[START]

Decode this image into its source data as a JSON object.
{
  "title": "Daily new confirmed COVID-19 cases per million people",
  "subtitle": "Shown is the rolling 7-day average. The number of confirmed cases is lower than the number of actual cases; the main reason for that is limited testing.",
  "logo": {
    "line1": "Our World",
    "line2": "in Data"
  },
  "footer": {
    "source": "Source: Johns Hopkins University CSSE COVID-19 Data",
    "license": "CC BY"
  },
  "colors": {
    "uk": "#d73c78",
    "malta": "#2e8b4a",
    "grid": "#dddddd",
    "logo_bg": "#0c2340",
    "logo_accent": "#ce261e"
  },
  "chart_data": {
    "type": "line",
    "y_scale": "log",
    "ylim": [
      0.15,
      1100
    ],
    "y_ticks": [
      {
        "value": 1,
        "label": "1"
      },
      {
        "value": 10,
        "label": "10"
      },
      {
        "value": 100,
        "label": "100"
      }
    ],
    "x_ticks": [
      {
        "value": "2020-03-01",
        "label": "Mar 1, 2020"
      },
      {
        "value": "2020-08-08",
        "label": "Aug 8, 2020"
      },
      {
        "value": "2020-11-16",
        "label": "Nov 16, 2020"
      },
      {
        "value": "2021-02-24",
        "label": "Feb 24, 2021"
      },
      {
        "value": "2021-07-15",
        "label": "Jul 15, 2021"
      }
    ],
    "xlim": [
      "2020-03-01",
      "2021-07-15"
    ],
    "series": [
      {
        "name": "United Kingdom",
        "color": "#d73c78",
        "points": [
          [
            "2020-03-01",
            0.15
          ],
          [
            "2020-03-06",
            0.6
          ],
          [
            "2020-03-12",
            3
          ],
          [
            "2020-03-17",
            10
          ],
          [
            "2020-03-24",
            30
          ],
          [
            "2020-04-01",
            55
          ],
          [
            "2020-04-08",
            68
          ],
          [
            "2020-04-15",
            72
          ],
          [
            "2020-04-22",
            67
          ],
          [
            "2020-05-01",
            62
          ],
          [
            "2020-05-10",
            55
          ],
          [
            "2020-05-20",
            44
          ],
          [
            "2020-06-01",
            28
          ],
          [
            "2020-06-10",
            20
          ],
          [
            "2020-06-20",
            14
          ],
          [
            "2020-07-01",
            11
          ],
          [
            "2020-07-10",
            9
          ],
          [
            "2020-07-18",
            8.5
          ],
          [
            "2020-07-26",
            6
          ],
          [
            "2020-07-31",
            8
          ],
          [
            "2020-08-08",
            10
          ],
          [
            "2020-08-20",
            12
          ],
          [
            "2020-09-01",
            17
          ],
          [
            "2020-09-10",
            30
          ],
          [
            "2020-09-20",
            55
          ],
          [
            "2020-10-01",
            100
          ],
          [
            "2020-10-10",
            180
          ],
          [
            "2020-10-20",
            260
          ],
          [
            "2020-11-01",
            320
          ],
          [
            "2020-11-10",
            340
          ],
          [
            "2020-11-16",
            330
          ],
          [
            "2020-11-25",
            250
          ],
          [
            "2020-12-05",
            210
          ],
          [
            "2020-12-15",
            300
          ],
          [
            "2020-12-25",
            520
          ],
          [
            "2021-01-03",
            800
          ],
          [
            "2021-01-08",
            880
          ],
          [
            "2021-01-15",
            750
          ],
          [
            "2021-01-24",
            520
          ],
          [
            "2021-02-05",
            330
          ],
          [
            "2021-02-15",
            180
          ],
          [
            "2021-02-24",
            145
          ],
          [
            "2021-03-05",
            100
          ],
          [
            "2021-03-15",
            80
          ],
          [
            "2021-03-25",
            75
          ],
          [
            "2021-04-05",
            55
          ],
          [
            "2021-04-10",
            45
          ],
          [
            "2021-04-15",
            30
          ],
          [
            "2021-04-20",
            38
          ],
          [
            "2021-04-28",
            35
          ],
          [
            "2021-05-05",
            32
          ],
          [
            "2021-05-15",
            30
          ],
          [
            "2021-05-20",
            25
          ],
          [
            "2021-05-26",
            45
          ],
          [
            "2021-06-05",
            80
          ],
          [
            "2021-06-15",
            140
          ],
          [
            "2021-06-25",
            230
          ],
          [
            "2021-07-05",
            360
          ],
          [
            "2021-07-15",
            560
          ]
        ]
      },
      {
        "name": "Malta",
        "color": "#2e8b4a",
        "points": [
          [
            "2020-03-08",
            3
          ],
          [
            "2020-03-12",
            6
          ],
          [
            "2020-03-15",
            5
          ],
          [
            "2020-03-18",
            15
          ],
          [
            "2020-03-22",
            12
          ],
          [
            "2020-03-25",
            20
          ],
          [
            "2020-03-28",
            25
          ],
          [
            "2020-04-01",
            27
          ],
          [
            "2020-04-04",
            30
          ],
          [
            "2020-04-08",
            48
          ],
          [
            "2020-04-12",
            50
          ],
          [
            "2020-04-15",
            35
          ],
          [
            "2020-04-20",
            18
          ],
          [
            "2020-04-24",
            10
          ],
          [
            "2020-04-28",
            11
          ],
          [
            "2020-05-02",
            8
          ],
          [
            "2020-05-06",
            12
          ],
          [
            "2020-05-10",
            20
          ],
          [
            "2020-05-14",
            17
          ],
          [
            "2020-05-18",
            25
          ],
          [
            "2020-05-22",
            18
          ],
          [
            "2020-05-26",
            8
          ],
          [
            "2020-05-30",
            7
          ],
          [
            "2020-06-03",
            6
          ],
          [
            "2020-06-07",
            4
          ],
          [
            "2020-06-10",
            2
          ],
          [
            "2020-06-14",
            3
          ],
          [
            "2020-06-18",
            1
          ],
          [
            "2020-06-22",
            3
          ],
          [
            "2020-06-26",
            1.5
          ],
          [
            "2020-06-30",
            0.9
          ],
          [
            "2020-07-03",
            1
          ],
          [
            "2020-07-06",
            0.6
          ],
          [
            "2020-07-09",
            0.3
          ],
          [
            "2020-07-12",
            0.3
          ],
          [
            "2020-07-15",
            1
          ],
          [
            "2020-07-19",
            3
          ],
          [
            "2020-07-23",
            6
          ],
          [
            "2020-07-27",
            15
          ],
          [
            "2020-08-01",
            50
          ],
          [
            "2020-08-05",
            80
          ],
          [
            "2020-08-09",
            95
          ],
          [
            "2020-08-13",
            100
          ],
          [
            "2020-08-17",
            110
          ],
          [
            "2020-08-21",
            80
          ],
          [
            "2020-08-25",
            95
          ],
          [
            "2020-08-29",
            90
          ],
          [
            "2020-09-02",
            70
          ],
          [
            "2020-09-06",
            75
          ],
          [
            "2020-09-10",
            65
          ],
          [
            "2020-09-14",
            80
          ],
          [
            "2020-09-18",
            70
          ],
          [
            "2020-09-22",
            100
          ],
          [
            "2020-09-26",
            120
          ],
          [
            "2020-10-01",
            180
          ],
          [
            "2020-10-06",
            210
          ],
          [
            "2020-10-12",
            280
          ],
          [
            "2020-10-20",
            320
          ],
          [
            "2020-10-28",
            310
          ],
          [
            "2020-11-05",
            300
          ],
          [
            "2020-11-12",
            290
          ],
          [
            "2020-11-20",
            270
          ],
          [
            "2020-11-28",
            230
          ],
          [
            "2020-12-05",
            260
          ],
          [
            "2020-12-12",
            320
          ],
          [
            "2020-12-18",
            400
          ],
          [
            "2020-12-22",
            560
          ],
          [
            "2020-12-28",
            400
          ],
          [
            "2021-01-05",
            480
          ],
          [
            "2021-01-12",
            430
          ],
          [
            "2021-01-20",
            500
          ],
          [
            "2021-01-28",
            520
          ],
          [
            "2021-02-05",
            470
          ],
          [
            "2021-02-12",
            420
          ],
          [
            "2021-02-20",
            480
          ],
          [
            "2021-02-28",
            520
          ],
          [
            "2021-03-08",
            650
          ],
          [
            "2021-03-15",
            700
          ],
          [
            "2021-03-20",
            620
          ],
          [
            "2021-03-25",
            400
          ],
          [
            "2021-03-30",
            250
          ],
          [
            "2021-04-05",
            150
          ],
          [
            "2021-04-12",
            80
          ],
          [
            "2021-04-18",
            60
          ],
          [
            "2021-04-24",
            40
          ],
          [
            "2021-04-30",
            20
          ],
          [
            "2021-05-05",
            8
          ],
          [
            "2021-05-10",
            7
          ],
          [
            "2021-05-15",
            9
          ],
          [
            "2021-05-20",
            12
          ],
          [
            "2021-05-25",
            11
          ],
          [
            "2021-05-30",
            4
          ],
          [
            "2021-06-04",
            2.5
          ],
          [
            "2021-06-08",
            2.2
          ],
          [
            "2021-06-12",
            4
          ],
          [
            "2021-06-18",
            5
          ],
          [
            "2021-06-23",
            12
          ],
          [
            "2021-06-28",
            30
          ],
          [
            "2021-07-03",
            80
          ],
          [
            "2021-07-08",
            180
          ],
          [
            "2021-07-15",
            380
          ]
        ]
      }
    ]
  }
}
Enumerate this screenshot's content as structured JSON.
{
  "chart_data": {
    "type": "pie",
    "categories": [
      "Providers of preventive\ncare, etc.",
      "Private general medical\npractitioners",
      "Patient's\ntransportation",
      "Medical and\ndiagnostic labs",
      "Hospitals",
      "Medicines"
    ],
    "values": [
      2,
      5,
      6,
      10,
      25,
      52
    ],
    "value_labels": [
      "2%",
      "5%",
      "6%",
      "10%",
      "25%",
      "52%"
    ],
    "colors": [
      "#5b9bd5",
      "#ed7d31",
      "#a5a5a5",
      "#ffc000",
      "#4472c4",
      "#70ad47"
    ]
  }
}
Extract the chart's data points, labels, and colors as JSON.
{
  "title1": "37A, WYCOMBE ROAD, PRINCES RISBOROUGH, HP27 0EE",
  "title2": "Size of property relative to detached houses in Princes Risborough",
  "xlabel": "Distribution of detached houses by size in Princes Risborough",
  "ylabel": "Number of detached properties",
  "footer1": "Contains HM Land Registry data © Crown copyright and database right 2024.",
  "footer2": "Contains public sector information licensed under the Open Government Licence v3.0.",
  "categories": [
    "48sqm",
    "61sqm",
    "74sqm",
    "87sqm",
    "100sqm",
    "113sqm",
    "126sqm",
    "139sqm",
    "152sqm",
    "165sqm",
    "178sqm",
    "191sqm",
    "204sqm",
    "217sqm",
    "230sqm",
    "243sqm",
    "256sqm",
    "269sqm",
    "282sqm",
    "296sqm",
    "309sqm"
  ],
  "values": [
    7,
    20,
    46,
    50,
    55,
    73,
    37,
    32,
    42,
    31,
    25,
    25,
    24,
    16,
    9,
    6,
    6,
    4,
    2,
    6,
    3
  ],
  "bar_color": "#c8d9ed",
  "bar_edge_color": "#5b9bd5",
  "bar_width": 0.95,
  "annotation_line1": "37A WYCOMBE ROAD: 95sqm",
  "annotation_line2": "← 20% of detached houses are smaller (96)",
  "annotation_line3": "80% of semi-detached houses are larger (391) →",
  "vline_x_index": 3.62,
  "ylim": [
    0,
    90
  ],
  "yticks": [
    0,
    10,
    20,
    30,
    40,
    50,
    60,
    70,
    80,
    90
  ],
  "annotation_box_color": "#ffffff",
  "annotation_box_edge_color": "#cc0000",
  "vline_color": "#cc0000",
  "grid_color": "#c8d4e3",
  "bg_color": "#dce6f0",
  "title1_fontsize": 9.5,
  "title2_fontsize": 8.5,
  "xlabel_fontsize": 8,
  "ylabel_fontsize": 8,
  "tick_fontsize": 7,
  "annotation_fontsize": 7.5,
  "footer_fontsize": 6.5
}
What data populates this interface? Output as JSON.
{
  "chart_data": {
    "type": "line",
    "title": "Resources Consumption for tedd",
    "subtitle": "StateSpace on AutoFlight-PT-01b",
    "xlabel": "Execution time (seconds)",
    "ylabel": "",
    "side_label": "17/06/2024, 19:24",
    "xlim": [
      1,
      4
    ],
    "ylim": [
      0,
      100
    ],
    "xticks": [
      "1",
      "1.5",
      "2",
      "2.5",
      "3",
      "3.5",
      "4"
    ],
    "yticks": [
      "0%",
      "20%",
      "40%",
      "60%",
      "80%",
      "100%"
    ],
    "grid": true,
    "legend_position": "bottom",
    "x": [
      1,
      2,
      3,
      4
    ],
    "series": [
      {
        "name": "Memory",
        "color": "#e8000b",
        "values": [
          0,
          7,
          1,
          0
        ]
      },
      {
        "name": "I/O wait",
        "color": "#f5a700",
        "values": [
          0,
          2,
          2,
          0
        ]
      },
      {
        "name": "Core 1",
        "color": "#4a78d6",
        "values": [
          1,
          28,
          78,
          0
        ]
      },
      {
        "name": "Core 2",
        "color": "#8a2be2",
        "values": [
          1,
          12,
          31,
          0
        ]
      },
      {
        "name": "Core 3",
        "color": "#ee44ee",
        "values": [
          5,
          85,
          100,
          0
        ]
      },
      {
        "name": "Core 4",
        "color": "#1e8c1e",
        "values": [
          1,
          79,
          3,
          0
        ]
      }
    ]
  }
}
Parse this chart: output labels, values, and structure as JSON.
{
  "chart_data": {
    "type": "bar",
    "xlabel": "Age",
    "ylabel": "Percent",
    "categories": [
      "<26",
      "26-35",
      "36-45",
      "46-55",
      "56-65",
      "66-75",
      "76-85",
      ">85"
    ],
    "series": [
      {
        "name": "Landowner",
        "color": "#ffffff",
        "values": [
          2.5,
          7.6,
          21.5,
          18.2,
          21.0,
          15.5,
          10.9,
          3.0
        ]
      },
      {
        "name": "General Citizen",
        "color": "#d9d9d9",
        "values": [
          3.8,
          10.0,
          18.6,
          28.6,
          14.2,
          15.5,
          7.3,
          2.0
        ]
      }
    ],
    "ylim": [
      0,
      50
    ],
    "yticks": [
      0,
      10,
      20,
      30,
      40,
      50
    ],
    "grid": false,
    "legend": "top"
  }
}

[END]

• TASK GOAL
Which lines contain the word "COVID"? Return each of them.

• EXERCISE SOLUTION
  "title": "Daily new confirmed COVID-19 cases per million people",
    "source": "Source: Johns Hopkins University CSSE COVID-19 Data",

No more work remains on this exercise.